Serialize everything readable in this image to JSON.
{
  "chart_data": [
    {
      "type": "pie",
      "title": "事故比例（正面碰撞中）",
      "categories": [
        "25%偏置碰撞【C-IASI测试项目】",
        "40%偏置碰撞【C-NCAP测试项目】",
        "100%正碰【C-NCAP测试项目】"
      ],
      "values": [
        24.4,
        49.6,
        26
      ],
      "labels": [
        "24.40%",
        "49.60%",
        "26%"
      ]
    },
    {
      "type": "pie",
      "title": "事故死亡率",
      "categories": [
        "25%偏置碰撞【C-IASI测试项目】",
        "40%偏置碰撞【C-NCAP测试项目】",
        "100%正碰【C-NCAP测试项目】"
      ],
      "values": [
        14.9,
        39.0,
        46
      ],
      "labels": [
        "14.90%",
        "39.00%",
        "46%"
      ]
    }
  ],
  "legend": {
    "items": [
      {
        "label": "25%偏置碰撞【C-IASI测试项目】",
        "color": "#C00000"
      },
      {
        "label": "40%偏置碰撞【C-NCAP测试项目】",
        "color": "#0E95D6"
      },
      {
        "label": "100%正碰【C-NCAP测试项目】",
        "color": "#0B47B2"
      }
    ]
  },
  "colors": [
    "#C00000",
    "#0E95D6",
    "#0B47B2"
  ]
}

☆ ☆ ☆ ☆ ☆

* REQUIREMENTS
Without omitting anything, output the entries exactly.

* TASK SOLUTION
Serialize everything readable in this image to JSON.
{
  "chart_data": [
    {
      "type": "pie",
      "title": "事故比例（正面碰撞中）",
      "categories": [
        "25%偏置碰撞【C-IASI测试项目】",
        "40%偏置碰撞【C-NCAP测试项目】",
        "100%正碰【C-NCAP测试项目】"
      ],
      "values": [
        24.4,
        49.6,
        26
      ],
      "labels": [
        "24.40%",
        "49.60%",
        "26%"
      ]
    },
    {
      "type": "pie",
      "title": "事故死亡率",
      "categories": [
        "25%偏置碰撞【C-IASI测试项目】",
        "40%偏置碰撞【C-NCAP测试项目】",
        "100%正碰【C-NCAP测试项目】"
      ],
      "values": [
        14.9,
        39.0,
        46
      ],
      "labels": [
        "14.90%",
        "39.00%",
        "46%"
      ]
    }
  ],
  "legend": {
    "items": [
      {
        "label": "25%偏置碰撞【C-IASI测试项目】",
        "color": "#C00000"
      },
      {
        "label": "40%偏置碰撞【C-NCAP测试项目】",
        "color": "#0E95D6"
      },
      {
        "label": "100%正碰【C-NCAP测试项目】",
        "color": "#0B47B2"
      }
    ]
  },
  "colors": [
    "#C00000",
    "#0E95D6",
    "#0B47B2"
  ]
}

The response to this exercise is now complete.